— Begin Extracted records —
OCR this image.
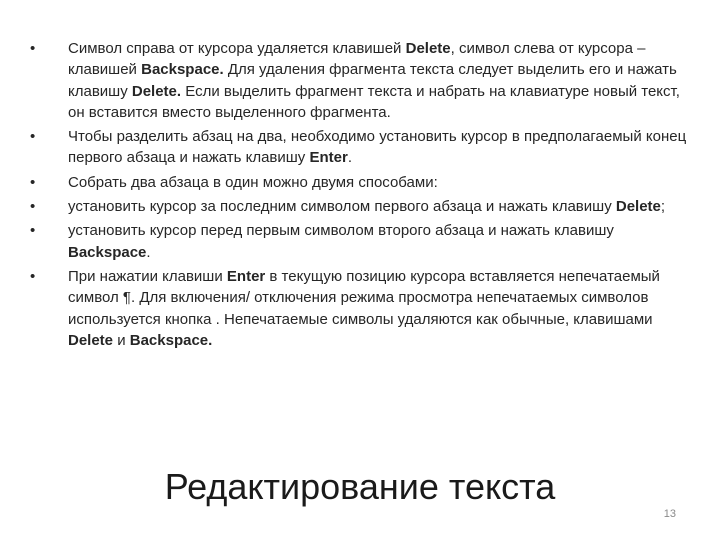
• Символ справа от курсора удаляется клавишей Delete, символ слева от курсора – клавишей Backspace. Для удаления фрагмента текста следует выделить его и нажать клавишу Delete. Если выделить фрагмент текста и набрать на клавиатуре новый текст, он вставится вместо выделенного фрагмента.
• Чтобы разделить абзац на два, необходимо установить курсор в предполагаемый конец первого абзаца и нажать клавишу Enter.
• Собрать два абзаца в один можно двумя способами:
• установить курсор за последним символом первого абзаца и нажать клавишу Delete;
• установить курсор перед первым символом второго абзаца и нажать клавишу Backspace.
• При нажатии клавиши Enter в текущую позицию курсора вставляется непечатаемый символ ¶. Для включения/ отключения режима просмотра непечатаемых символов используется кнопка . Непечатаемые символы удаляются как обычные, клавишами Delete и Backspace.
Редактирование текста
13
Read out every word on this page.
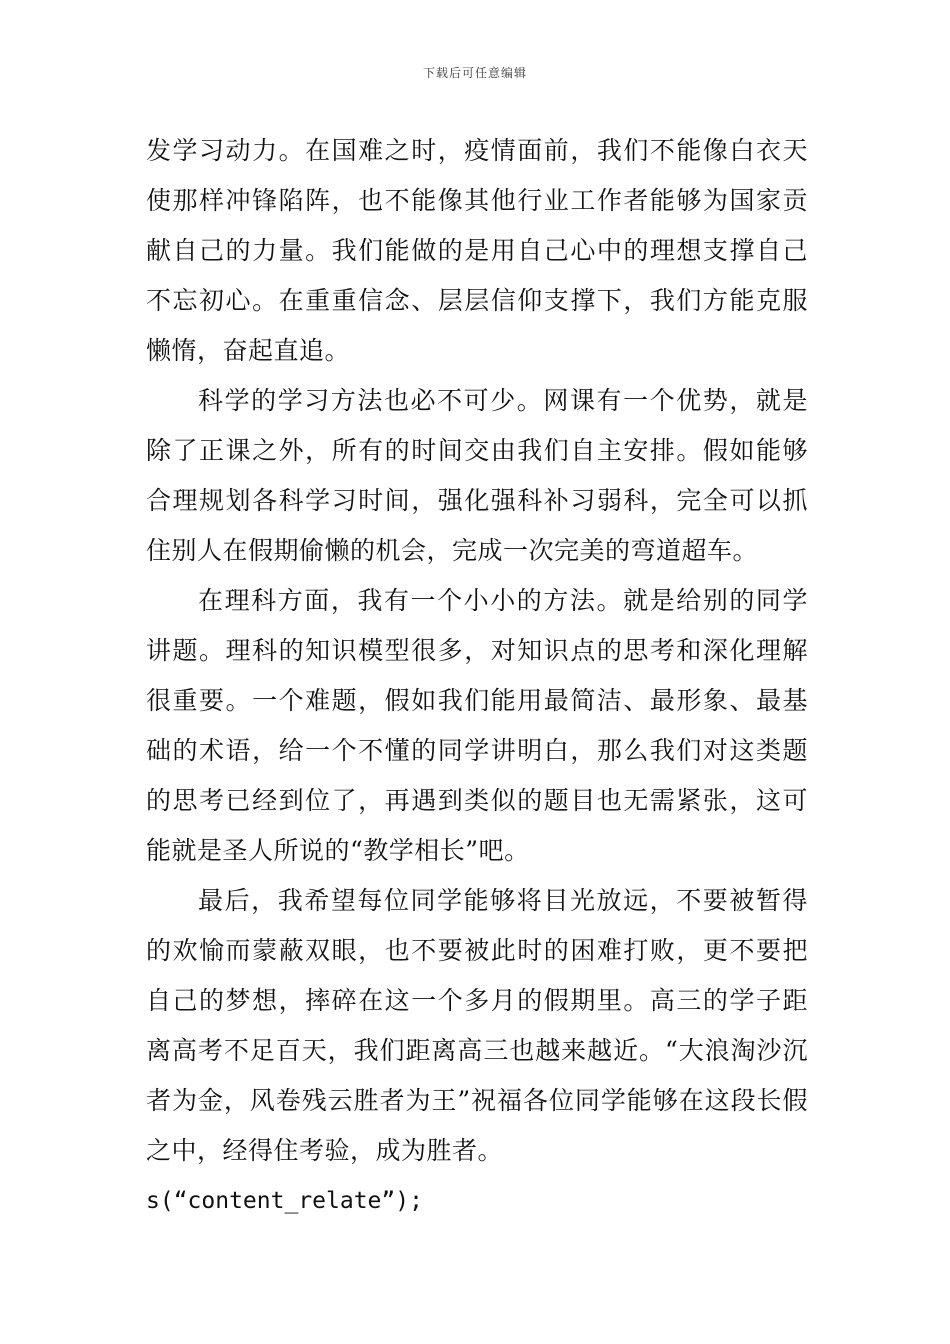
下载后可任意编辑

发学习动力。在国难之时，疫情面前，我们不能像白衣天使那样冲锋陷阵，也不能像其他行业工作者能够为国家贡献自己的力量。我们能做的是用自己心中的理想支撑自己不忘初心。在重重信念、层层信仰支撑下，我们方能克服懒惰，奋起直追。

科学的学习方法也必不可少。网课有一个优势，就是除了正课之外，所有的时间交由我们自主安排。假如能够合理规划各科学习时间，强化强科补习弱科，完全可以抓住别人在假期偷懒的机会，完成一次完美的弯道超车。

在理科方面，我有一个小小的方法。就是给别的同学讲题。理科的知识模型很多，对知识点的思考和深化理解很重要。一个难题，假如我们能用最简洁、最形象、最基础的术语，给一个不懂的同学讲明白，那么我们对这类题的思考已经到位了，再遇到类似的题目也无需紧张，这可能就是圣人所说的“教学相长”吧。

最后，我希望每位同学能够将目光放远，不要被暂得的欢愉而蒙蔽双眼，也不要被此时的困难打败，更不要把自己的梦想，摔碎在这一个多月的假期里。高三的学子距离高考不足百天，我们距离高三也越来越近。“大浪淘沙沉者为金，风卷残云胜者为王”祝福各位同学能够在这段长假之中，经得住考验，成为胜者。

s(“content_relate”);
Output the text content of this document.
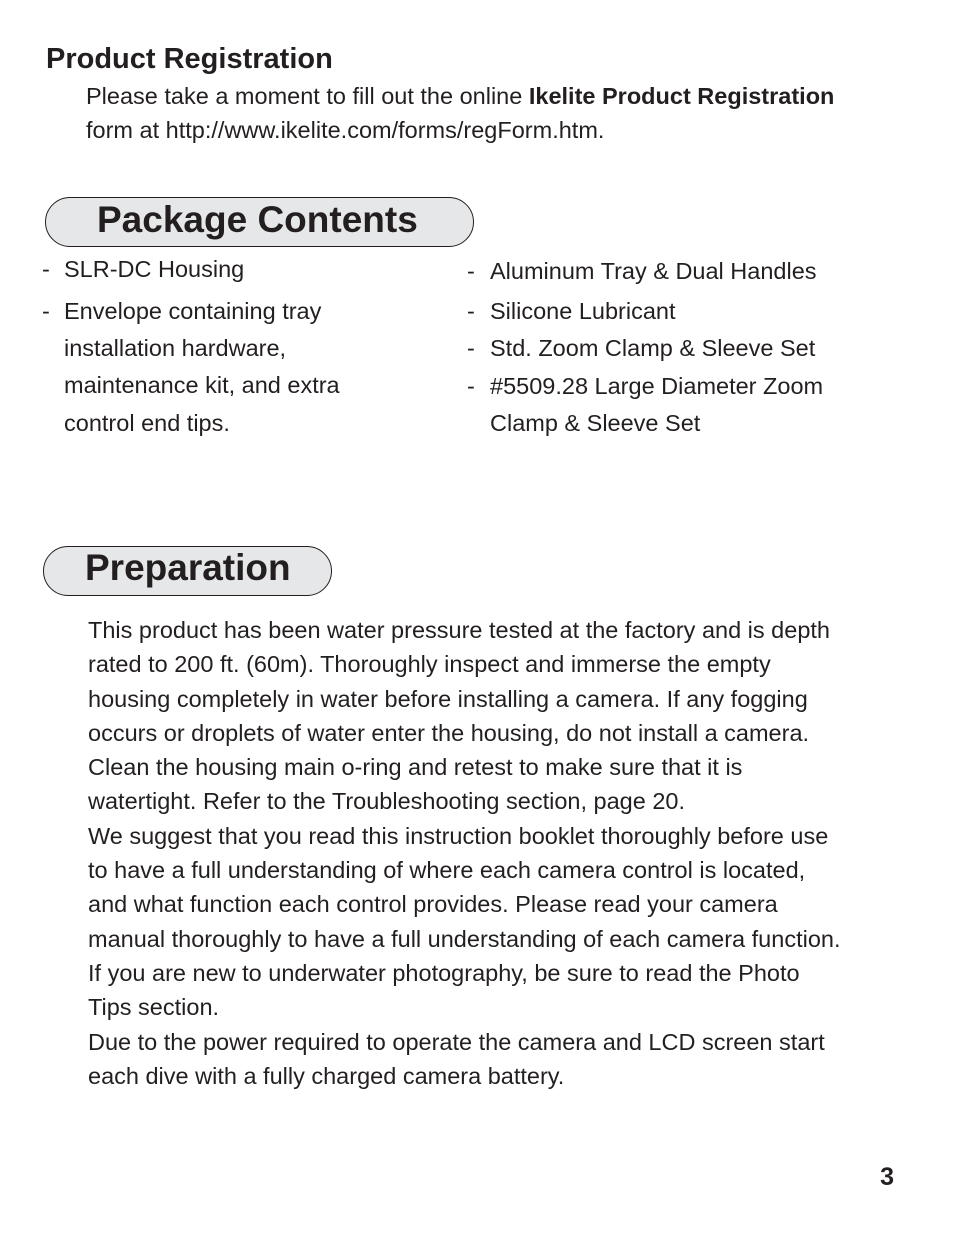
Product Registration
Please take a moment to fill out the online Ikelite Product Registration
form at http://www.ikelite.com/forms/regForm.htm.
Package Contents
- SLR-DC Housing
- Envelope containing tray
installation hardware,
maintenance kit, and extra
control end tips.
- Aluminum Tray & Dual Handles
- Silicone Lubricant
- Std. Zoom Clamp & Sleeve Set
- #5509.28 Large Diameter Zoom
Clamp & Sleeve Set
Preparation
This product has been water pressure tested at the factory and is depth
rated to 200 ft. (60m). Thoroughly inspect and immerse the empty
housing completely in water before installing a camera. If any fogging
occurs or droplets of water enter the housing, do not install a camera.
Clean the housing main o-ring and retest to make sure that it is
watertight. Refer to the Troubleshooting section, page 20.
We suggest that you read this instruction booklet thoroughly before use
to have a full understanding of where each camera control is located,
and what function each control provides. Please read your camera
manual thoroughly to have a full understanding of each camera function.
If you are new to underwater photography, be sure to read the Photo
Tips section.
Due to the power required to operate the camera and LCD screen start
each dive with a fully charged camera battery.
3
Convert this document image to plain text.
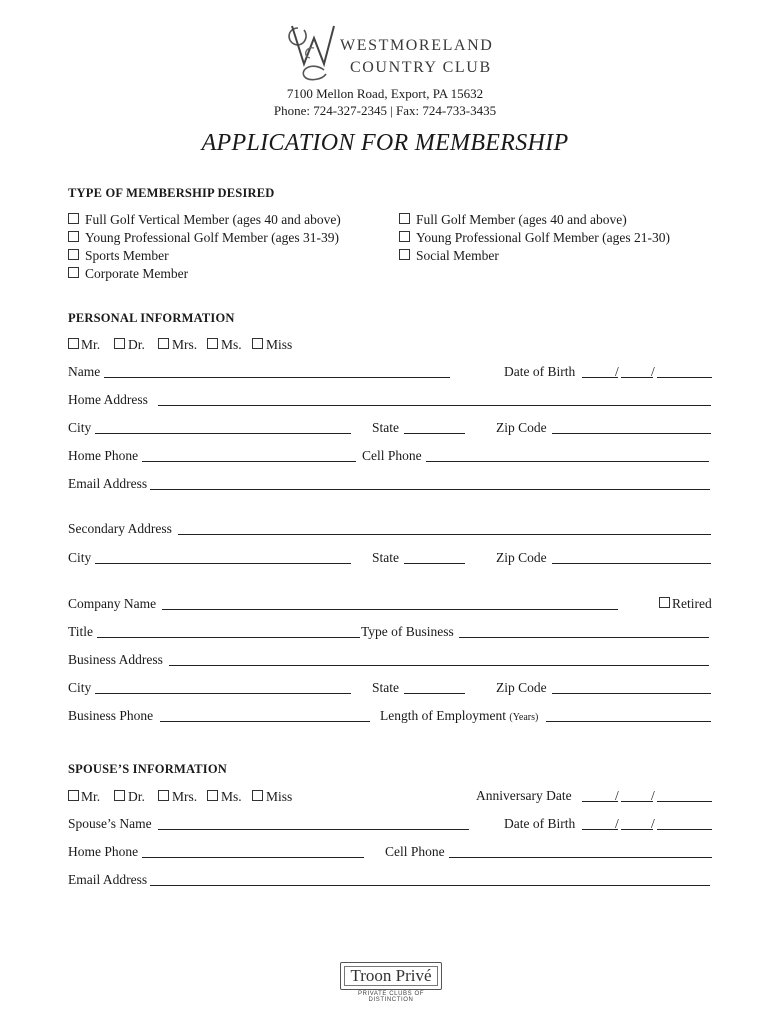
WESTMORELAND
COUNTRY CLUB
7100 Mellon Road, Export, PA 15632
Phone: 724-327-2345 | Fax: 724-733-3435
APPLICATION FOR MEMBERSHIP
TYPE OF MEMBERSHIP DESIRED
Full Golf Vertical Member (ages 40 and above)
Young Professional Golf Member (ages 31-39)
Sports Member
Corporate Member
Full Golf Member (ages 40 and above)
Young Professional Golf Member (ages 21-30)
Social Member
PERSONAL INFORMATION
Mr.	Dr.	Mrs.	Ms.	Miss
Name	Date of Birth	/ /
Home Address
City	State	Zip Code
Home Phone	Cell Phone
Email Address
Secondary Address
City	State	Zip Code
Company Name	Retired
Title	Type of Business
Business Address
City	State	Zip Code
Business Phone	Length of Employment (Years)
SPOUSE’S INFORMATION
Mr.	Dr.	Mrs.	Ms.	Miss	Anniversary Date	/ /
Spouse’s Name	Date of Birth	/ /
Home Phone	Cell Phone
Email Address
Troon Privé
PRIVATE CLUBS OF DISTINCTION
— End Extracted records —
— Description of the task —
Write out the material above again, word for word, minus its pictures.

— Solution for this problem —
OCR this image.
• Символ справа от курсора удаляется клавишей Delete, символ слева от курсора – клавишей Backspace. Для удаления фрагмента текста следует выделить его и нажать клавишу Delete. Если выделить фрагмент текста и набрать на клавиатуре новый текст, он вставится вместо выделенного фрагмента.
• Чтобы разделить абзац на два, необходимо установить курсор в предполагаемый конец первого абзаца и нажать клавишу Enter.
• Собрать два абзаца в один можно двумя способами:
• установить курсор за последним символом первого абзаца и нажать клавишу Delete;
• установить курсор перед первым символом второго абзаца и нажать клавишу Backspace.
• При нажатии клавиши Enter в текущую позицию курсора вставляется непечатаемый символ ¶. Для включения/ отключения режима просмотра непечатаемых символов используется кнопка . Непечатаемые символы удаляются как обычные, клавишами Delete и Backspace.
Редактирование текста
13
Read out every word on this page.
下载后可任意编辑

发学习动力。在国难之时，疫情面前，我们不能像白衣天使那样冲锋陷阵，也不能像其他行业工作者能够为国家贡献自己的力量。我们能做的是用自己心中的理想支撑自己不忘初心。在重重信念、层层信仰支撑下，我们方能克服懒惰，奋起直追。

科学的学习方法也必不可少。网课有一个优势，就是除了正课之外，所有的时间交由我们自主安排。假如能够合理规划各科学习时间，强化强科补习弱科，完全可以抓住别人在假期偷懒的机会，完成一次完美的弯道超车。

在理科方面，我有一个小小的方法。就是给别的同学讲题。理科的知识模型很多，对知识点的思考和深化理解很重要。一个难题，假如我们能用最简洁、最形象、最基础的术语，给一个不懂的同学讲明白，那么我们对这类题的思考已经到位了，再遇到类似的题目也无需紧张，这可能就是圣人所说的“教学相长”吧。

最后，我希望每位同学能够将目光放远，不要被暂得的欢愉而蒙蔽双眼，也不要被此时的困难打败，更不要把自己的梦想，摔碎在这一个多月的假期里。高三的学子距离高考不足百天，我们距离高三也越来越近。“大浪淘沙沉者为金，风卷残云胜者为王”祝福各位同学能够在这段长假之中，经得住考验，成为胜者。

s(“content_relate”);
Output the text content of this document.
Product Registration
Please take a moment to fill out the online Ikelite Product Registration
form at http://www.ikelite.com/forms/regForm.htm.
Package Contents
- SLR-DC Housing
- Envelope containing tray
installation hardware,
maintenance kit, and extra
control end tips.
- Aluminum Tray & Dual Handles
- Silicone Lubricant
- Std. Zoom Clamp & Sleeve Set
- #5509.28 Large Diameter Zoom
Clamp & Sleeve Set
Preparation
This product has been water pressure tested at the factory and is depth
rated to 200 ft. (60m). Thoroughly inspect and immerse the empty
housing completely in water before installing a camera. If any fogging
occurs or droplets of water enter the housing, do not install a camera.
Clean the housing main o-ring and retest to make sure that it is
watertight. Refer to the Troubleshooting section, page 20.
We suggest that you read this instruction booklet thoroughly before use
to have a full understanding of where each camera control is located,
and what function each control provides. Please read your camera
manual thoroughly to have a full understanding of each camera function.
If you are new to underwater photography, be sure to read the Photo
Tips section.
Due to the power required to operate the camera and LCD screen start
each dive with a fully charged camera battery.
3
Convert this document image to plain text.
WESTMORELAND
COUNTRY CLUB
7100 Mellon Road, Export, PA 15632
Phone: 724-327-2345 | Fax: 724-733-3435
APPLICATION FOR MEMBERSHIP
TYPE OF MEMBERSHIP DESIRED
Full Golf Vertical Member (ages 40 and above)
Young Professional Golf Member (ages 31-39)
Sports Member
Corporate Member
Full Golf Member (ages 40 and above)
Young Professional Golf Member (ages 21-30)
Social Member
PERSONAL INFORMATION
Mr.	Dr.	Mrs.	Ms.	Miss
Name	Date of Birth	/ /
Home Address
City	State	Zip Code
Home Phone	Cell Phone
Email Address
Secondary Address
City	State	Zip Code
Company Name	Retired
Title	Type of Business
Business Address
City	State	Zip Code
Business Phone	Length of Employment (Years)
SPOUSE’S INFORMATION
Mr.	Dr.	Mrs.	Ms.	Miss	Anniversary Date	/ /
Spouse’s Name	Date of Birth	/ /
Home Phone	Cell Phone
Email Address
Troon Privé
PRIVATE CLUBS OF DISTINCTION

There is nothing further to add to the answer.